(Dataset entries)

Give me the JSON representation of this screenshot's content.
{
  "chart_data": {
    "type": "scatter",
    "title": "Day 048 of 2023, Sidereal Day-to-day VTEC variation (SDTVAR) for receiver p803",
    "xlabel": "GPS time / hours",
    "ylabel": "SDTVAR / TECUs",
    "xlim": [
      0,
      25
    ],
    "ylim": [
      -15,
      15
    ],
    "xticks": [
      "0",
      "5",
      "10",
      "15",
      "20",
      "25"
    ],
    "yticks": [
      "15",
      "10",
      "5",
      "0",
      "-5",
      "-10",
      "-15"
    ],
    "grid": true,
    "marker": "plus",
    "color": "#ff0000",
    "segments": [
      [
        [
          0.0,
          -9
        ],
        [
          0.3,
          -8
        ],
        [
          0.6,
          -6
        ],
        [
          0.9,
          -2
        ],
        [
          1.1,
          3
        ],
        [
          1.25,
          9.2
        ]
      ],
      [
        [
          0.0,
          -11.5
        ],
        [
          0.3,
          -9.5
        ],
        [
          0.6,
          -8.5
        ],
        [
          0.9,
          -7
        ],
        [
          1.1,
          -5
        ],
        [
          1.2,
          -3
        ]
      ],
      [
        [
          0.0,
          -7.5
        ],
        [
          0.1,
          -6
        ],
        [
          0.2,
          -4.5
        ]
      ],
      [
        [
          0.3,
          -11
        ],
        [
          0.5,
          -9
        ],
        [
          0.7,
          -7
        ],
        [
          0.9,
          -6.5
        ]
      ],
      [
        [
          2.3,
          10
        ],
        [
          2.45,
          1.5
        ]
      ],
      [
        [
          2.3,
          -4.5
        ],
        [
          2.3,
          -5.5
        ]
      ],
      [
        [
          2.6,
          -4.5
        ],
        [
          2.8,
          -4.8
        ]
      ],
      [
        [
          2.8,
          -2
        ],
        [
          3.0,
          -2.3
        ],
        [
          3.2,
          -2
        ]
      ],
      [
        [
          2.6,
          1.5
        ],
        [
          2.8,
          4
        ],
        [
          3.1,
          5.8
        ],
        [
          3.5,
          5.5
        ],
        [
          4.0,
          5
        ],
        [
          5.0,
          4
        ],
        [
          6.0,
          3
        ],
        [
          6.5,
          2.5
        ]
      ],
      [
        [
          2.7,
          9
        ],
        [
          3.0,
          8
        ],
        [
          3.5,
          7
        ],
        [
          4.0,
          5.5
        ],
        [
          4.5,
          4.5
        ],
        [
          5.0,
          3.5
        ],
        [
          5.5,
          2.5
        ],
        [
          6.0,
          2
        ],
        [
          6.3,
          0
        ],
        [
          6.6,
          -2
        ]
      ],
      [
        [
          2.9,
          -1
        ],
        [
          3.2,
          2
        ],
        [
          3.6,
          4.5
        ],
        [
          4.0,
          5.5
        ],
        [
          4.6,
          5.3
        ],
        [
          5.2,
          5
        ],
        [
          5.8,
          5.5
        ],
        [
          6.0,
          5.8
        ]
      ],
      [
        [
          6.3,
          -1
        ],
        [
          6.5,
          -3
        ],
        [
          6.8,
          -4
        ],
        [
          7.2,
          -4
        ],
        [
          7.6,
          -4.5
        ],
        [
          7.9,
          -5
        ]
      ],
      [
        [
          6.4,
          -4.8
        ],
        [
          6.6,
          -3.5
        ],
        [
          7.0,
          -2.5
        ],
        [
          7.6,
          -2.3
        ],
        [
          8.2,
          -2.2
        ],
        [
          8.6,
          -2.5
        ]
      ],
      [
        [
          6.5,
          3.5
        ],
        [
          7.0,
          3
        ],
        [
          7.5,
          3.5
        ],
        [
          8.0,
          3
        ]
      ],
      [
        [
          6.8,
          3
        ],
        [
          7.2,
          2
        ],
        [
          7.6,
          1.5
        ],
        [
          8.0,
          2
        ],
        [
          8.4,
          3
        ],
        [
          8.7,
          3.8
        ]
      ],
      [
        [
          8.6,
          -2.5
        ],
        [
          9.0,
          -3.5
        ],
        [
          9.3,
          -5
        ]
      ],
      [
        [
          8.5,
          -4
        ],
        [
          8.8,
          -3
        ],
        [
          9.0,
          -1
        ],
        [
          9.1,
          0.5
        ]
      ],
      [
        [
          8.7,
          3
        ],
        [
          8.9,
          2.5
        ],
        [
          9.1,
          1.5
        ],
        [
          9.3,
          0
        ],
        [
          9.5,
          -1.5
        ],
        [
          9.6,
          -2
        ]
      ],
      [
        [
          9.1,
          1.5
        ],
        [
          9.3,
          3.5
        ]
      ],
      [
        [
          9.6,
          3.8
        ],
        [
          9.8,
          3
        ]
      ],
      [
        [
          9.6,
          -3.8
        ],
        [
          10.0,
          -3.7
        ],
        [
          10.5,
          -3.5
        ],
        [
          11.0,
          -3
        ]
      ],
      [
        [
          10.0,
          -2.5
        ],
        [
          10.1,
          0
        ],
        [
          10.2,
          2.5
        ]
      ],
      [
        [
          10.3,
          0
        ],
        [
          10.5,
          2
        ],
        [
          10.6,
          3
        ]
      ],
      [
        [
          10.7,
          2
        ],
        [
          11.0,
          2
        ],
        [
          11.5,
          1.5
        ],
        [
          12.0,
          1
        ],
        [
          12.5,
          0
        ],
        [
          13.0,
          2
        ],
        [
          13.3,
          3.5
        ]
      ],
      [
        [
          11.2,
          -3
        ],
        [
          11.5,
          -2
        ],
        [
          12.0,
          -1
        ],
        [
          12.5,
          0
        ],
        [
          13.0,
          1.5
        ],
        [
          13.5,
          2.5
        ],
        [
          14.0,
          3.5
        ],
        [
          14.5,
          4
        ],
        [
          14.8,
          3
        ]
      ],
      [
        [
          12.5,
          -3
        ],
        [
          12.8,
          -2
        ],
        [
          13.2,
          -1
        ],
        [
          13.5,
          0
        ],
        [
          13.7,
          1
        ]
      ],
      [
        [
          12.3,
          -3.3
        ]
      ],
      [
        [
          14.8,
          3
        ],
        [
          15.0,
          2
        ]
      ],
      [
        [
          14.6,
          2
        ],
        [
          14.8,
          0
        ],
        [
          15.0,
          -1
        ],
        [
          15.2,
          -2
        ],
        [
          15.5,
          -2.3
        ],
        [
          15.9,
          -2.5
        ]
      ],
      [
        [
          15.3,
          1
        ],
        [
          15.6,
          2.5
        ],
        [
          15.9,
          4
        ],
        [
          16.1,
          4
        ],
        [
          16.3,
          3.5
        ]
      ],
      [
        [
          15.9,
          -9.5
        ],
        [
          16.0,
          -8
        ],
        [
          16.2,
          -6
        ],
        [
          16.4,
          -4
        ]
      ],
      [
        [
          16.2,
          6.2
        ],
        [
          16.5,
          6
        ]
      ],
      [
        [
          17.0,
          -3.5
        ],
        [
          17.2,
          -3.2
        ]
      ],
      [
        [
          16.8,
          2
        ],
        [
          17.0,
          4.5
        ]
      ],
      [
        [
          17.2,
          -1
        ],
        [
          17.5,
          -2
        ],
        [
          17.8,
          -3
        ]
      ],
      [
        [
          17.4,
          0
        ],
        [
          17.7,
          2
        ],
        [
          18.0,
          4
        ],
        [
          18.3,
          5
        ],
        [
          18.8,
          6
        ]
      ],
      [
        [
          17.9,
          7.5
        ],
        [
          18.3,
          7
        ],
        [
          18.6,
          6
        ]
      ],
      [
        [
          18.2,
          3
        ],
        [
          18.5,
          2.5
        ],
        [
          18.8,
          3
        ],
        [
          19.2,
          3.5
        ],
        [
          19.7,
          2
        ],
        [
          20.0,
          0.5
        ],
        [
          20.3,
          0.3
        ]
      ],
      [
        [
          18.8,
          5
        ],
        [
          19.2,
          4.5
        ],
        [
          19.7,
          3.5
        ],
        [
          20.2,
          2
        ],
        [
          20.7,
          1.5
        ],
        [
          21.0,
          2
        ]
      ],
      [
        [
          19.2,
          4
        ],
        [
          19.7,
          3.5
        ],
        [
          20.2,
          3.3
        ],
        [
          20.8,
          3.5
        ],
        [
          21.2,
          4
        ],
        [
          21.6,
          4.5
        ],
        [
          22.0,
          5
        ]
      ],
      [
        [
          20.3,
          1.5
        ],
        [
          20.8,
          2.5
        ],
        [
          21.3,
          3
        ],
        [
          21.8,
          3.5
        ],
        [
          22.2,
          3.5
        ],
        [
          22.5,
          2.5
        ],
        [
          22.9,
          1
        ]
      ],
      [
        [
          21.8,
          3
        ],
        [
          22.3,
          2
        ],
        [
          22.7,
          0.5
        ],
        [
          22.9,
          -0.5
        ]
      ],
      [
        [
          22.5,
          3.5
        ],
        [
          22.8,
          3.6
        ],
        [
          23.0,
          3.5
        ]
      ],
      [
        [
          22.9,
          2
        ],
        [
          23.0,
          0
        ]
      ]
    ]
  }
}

- [THE TASK]:
Gather up the lines containing the word "SDTVAR" from these records and copy them.

- [RESULT FOR THIS TASK]:
    "title": "Day 048 of 2023, Sidereal Day-to-day VTEC variation (SDTVAR) for receiver p803",
    "ylabel": "SDTVAR / TECUs",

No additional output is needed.